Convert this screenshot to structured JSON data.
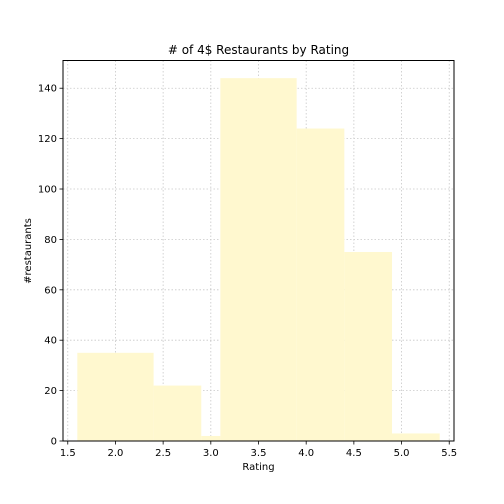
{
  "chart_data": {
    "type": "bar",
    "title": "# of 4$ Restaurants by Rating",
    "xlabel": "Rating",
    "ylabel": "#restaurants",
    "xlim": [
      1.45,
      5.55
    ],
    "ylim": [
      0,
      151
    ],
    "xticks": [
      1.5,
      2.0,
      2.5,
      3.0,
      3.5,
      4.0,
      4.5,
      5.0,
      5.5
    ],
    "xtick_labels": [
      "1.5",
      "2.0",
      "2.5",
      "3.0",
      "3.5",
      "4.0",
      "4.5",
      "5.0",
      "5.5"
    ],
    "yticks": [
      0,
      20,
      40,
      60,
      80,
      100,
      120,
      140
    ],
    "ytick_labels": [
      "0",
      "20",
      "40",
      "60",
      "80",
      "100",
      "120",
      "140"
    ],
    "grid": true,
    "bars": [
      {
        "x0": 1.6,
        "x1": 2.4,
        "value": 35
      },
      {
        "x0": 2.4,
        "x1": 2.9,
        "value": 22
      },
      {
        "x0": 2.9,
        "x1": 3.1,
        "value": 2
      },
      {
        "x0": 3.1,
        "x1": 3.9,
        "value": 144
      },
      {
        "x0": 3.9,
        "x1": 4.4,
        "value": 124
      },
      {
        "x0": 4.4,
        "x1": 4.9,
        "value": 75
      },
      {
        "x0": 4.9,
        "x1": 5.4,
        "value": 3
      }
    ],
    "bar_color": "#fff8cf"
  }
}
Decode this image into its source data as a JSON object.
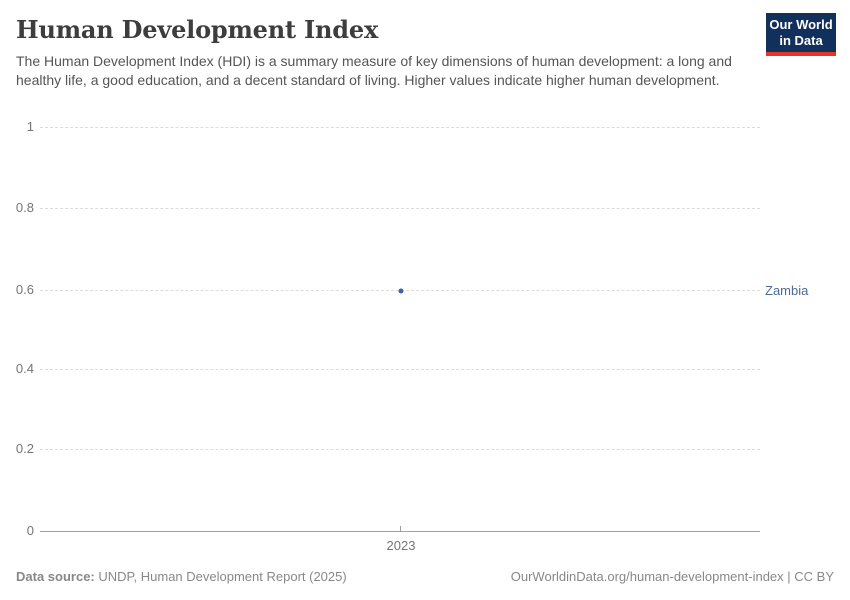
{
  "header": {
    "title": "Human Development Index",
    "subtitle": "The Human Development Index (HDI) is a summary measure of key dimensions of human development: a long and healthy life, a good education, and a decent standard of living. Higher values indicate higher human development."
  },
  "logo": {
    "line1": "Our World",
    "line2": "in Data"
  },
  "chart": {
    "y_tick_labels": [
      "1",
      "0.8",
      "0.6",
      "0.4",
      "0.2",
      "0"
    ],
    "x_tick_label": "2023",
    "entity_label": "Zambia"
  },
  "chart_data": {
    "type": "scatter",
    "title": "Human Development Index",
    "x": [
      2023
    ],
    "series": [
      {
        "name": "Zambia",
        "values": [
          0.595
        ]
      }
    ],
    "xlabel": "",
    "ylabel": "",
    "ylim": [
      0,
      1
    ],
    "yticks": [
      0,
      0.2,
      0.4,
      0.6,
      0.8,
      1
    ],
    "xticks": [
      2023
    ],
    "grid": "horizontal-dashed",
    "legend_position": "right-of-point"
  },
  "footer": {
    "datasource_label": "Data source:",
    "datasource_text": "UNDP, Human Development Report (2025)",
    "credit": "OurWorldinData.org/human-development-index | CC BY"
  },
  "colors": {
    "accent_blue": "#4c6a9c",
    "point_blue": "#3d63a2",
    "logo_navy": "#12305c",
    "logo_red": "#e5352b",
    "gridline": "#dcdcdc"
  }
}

* * *

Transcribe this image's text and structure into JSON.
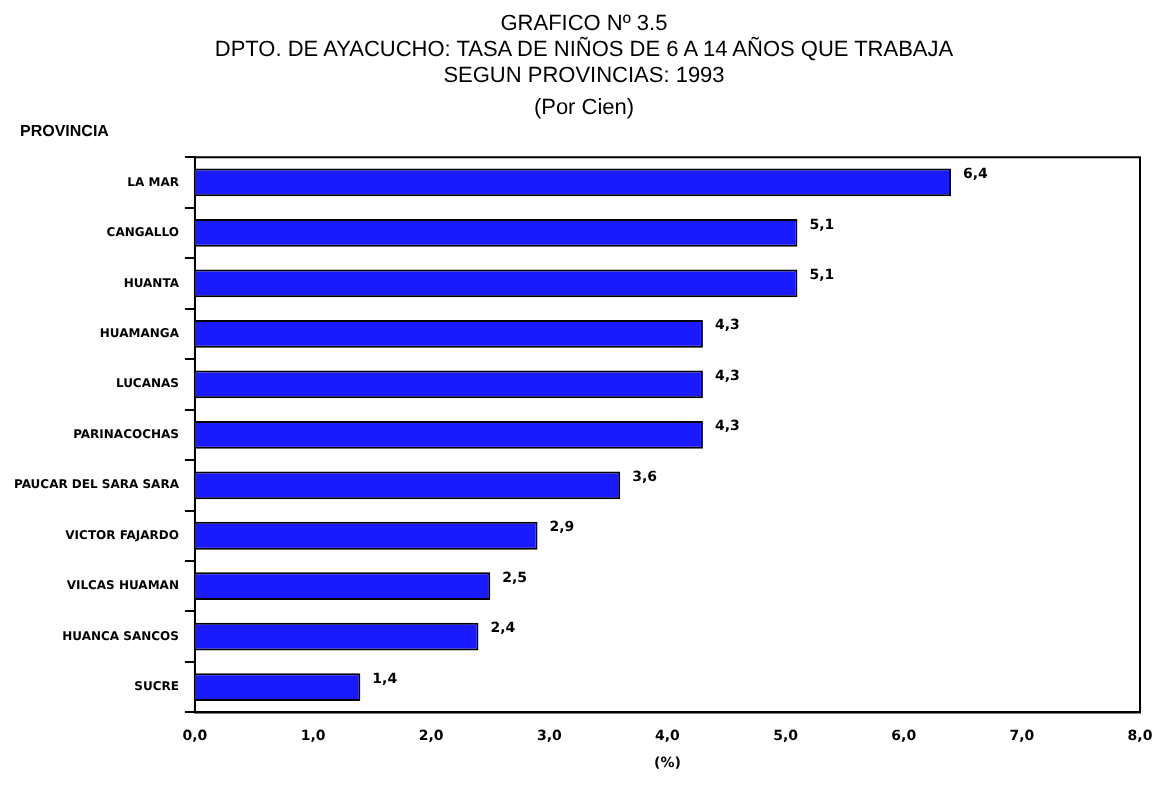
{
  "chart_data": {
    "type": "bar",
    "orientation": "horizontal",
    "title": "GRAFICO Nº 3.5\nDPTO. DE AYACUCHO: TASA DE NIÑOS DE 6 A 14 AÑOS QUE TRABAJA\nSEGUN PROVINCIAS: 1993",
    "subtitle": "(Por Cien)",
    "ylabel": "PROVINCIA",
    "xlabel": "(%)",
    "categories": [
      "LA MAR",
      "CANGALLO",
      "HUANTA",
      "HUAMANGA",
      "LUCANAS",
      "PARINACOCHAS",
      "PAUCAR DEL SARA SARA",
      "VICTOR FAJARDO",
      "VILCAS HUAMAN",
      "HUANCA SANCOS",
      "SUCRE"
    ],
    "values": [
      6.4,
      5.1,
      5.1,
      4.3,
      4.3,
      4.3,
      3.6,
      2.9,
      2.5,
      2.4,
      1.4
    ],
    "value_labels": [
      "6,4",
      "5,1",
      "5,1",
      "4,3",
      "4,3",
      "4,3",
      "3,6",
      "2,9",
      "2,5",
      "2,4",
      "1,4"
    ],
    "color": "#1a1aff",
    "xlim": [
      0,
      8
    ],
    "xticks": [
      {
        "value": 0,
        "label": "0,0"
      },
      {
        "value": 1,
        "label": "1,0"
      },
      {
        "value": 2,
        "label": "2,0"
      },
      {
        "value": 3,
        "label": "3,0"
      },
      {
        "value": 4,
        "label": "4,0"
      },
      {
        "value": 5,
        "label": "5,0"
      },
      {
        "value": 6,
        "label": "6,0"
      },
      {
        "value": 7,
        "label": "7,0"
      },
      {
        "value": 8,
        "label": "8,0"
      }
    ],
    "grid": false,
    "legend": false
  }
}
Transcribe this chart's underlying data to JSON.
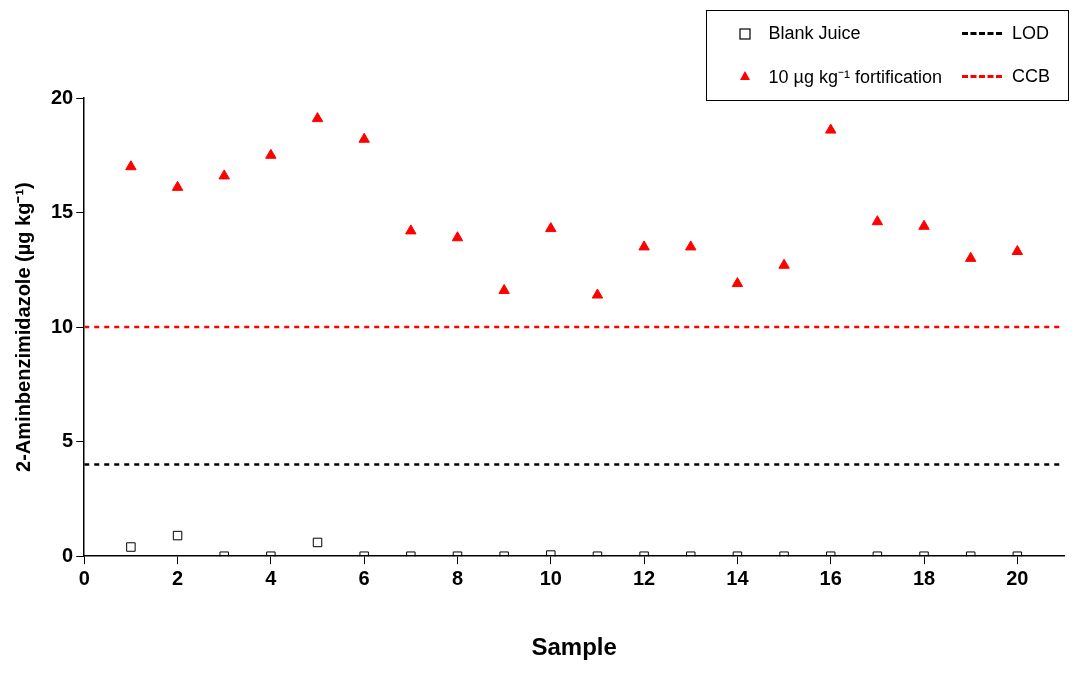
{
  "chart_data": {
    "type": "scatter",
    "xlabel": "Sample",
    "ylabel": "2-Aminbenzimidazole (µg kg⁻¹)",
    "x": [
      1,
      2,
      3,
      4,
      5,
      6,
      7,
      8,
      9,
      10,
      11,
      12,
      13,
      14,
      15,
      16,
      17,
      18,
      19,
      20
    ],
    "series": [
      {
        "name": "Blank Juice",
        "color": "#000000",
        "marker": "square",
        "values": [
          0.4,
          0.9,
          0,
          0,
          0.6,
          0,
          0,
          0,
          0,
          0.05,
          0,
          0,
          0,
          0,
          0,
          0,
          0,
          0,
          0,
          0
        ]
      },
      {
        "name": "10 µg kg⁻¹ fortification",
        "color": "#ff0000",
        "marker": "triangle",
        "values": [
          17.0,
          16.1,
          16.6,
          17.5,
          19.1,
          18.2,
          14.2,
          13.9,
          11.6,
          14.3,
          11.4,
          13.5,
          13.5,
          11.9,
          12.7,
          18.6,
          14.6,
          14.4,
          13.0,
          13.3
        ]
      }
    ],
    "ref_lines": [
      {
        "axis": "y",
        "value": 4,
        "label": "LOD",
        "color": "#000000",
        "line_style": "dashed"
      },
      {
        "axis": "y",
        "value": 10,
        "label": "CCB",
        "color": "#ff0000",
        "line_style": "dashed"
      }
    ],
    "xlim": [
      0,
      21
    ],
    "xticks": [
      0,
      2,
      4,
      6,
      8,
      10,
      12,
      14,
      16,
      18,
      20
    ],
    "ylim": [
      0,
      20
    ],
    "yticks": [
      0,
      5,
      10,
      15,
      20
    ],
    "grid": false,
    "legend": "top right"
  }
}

==

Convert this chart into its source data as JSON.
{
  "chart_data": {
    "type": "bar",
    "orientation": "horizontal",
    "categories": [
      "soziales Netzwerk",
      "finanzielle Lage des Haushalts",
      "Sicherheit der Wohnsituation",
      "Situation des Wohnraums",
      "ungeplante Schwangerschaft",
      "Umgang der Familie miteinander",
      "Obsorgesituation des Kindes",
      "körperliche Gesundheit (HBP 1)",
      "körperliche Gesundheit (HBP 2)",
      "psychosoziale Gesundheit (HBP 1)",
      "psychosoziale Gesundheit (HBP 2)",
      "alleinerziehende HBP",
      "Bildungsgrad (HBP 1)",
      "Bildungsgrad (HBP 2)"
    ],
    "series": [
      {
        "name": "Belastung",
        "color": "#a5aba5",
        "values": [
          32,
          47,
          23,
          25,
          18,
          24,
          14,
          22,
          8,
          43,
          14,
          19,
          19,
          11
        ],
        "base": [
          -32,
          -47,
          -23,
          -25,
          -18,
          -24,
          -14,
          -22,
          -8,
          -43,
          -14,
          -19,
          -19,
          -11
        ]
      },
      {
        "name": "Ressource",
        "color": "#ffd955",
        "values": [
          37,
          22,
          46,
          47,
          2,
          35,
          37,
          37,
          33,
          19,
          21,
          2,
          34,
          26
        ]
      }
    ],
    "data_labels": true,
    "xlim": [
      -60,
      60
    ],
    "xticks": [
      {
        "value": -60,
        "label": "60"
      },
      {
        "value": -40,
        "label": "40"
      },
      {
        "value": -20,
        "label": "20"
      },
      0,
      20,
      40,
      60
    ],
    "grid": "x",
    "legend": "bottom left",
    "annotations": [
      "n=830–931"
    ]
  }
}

▶ _Exercise_: Copy out every line of the data that includes the word "psychosoziale".

▶ _Task response_:
      "psychosoziale Gesundheit (HBP 1)",
      "psychosoziale Gesundheit (HBP 2)",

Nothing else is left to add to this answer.